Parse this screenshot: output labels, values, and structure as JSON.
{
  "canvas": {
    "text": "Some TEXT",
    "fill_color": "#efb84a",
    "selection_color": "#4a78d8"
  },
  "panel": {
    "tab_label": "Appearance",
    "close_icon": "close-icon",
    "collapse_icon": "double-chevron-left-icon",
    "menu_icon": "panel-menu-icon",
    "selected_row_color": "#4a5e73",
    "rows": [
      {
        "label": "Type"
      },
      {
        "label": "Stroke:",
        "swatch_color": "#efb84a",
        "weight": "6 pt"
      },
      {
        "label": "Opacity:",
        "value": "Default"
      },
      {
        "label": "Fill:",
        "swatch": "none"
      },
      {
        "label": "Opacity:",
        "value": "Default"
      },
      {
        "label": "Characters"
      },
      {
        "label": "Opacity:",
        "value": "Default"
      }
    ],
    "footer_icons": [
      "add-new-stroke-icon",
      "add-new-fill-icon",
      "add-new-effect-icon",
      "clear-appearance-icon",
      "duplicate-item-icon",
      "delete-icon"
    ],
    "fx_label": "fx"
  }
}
..............................
_REQUIREMENTS:_ Extract all of the data shown above without alteration.

_RESULT OF THIS TASK:_
Parse this screenshot: output labels, values, and structure as JSON.
{
  "canvas": {
    "text": "Some TEXT",
    "fill_color": "#efb84a",
    "selection_color": "#4a78d8"
  },
  "panel": {
    "tab_label": "Appearance",
    "close_icon": "close-icon",
    "collapse_icon": "double-chevron-left-icon",
    "menu_icon": "panel-menu-icon",
    "selected_row_color": "#4a5e73",
    "rows": [
      {
        "label": "Type"
      },
      {
        "label": "Stroke:",
        "swatch_color": "#efb84a",
        "weight": "6 pt"
      },
      {
        "label": "Opacity:",
        "value": "Default"
      },
      {
        "label": "Fill:",
        "swatch": "none"
      },
      {
        "label": "Opacity:",
        "value": "Default"
      },
      {
        "label": "Characters"
      },
      {
        "label": "Opacity:",
        "value": "Default"
      }
    ],
    "footer_icons": [
      "add-new-stroke-icon",
      "add-new-fill-icon",
      "add-new-effect-icon",
      "clear-appearance-icon",
      "duplicate-item-icon",
      "delete-icon"
    ],
    "fx_label": "fx"
  }
}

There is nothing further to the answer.